## ENTRIES
☆ ☆ ☆ ☆ ☆
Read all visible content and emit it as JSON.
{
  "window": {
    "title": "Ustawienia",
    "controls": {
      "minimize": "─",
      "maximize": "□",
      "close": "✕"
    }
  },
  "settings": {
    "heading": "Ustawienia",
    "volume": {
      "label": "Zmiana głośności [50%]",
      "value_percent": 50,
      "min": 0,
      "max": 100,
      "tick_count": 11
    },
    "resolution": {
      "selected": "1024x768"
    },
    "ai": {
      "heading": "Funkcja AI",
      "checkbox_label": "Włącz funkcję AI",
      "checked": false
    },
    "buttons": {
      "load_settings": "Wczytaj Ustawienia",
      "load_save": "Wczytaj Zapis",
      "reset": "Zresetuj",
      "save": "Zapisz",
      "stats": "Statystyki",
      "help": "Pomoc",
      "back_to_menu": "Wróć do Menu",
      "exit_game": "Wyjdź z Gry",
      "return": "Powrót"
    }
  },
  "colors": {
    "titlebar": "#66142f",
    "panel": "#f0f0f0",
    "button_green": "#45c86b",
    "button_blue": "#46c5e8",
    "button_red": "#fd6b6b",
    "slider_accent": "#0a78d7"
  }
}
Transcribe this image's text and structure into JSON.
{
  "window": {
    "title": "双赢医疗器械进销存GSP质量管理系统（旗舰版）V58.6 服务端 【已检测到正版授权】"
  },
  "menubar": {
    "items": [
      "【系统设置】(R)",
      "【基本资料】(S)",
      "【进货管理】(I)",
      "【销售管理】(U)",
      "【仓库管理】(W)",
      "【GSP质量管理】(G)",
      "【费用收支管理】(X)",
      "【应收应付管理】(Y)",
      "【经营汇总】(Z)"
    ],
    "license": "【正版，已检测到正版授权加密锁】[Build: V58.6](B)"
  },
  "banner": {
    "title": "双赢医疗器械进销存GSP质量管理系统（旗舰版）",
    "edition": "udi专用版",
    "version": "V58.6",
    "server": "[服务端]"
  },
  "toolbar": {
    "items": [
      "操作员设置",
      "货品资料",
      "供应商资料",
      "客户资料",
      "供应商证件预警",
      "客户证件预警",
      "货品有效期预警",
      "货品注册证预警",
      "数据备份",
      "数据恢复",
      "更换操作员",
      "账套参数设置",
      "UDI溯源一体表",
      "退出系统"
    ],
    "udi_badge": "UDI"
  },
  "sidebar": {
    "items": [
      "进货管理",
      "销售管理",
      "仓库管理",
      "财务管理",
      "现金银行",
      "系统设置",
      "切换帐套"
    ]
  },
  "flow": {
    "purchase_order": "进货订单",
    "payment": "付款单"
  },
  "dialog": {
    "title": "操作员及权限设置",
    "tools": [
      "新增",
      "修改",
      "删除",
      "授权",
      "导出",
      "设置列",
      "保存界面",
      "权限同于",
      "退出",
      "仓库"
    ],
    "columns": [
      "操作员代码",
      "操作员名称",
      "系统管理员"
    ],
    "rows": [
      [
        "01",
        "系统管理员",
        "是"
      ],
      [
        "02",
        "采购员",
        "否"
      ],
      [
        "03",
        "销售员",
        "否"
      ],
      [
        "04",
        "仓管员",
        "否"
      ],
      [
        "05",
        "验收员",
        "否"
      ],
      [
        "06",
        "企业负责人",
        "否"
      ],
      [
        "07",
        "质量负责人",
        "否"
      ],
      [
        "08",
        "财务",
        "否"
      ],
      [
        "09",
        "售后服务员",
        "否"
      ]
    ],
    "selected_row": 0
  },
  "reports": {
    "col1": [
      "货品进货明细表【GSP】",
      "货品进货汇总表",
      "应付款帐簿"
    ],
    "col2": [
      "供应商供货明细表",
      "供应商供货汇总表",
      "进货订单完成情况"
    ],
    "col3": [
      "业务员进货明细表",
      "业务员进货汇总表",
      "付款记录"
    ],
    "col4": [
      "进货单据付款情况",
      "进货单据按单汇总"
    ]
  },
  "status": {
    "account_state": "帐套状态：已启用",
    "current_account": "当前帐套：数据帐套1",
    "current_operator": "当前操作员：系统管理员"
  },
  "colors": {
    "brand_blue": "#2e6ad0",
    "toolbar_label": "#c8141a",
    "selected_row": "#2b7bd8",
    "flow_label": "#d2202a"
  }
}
☆ ☆ ☆ ☆ ☆
## EXERCISE INSTRUCTIONS
Nothing should be left out: return all of the records exactly.

## WRITTEN ANSWER
Read all visible content and emit it as JSON.
{
  "window": {
    "title": "Ustawienia",
    "controls": {
      "minimize": "─",
      "maximize": "□",
      "close": "✕"
    }
  },
  "settings": {
    "heading": "Ustawienia",
    "volume": {
      "label": "Zmiana głośności [50%]",
      "value_percent": 50,
      "min": 0,
      "max": 100,
      "tick_count": 11
    },
    "resolution": {
      "selected": "1024x768"
    },
    "ai": {
      "heading": "Funkcja AI",
      "checkbox_label": "Włącz funkcję AI",
      "checked": false
    },
    "buttons": {
      "load_settings": "Wczytaj Ustawienia",
      "load_save": "Wczytaj Zapis",
      "reset": "Zresetuj",
      "save": "Zapisz",
      "stats": "Statystyki",
      "help": "Pomoc",
      "back_to_menu": "Wróć do Menu",
      "exit_game": "Wyjdź z Gry",
      "return": "Powrót"
    }
  },
  "colors": {
    "titlebar": "#66142f",
    "panel": "#f0f0f0",
    "button_green": "#45c86b",
    "button_blue": "#46c5e8",
    "button_red": "#fd6b6b",
    "slider_accent": "#0a78d7"
  }
}
Transcribe this image's text and structure into JSON.
{
  "window": {
    "title": "双赢医疗器械进销存GSP质量管理系统（旗舰版）V58.6 服务端 【已检测到正版授权】"
  },
  "menubar": {
    "items": [
      "【系统设置】(R)",
      "【基本资料】(S)",
      "【进货管理】(I)",
      "【销售管理】(U)",
      "【仓库管理】(W)",
      "【GSP质量管理】(G)",
      "【费用收支管理】(X)",
      "【应收应付管理】(Y)",
      "【经营汇总】(Z)"
    ],
    "license": "【正版，已检测到正版授权加密锁】[Build: V58.6](B)"
  },
  "banner": {
    "title": "双赢医疗器械进销存GSP质量管理系统（旗舰版）",
    "edition": "udi专用版",
    "version": "V58.6",
    "server": "[服务端]"
  },
  "toolbar": {
    "items": [
      "操作员设置",
      "货品资料",
      "供应商资料",
      "客户资料",
      "供应商证件预警",
      "客户证件预警",
      "货品有效期预警",
      "货品注册证预警",
      "数据备份",
      "数据恢复",
      "更换操作员",
      "账套参数设置",
      "UDI溯源一体表",
      "退出系统"
    ],
    "udi_badge": "UDI"
  },
  "sidebar": {
    "items": [
      "进货管理",
      "销售管理",
      "仓库管理",
      "财务管理",
      "现金银行",
      "系统设置",
      "切换帐套"
    ]
  },
  "flow": {
    "purchase_order": "进货订单",
    "payment": "付款单"
  },
  "dialog": {
    "title": "操作员及权限设置",
    "tools": [
      "新增",
      "修改",
      "删除",
      "授权",
      "导出",
      "设置列",
      "保存界面",
      "权限同于",
      "退出",
      "仓库"
    ],
    "columns": [
      "操作员代码",
      "操作员名称",
      "系统管理员"
    ],
    "rows": [
      [
        "01",
        "系统管理员",
        "是"
      ],
      [
        "02",
        "采购员",
        "否"
      ],
      [
        "03",
        "销售员",
        "否"
      ],
      [
        "04",
        "仓管员",
        "否"
      ],
      [
        "05",
        "验收员",
        "否"
      ],
      [
        "06",
        "企业负责人",
        "否"
      ],
      [
        "07",
        "质量负责人",
        "否"
      ],
      [
        "08",
        "财务",
        "否"
      ],
      [
        "09",
        "售后服务员",
        "否"
      ]
    ],
    "selected_row": 0
  },
  "reports": {
    "col1": [
      "货品进货明细表【GSP】",
      "货品进货汇总表",
      "应付款帐簿"
    ],
    "col2": [
      "供应商供货明细表",
      "供应商供货汇总表",
      "进货订单完成情况"
    ],
    "col3": [
      "业务员进货明细表",
      "业务员进货汇总表",
      "付款记录"
    ],
    "col4": [
      "进货单据付款情况",
      "进货单据按单汇总"
    ]
  },
  "status": {
    "account_state": "帐套状态：已启用",
    "current_account": "当前帐套：数据帐套1",
    "current_operator": "当前操作员：系统管理员"
  },
  "colors": {
    "brand_blue": "#2e6ad0",
    "toolbar_label": "#c8141a",
    "selected_row": "#2b7bd8",
    "flow_label": "#d2202a"
  }
}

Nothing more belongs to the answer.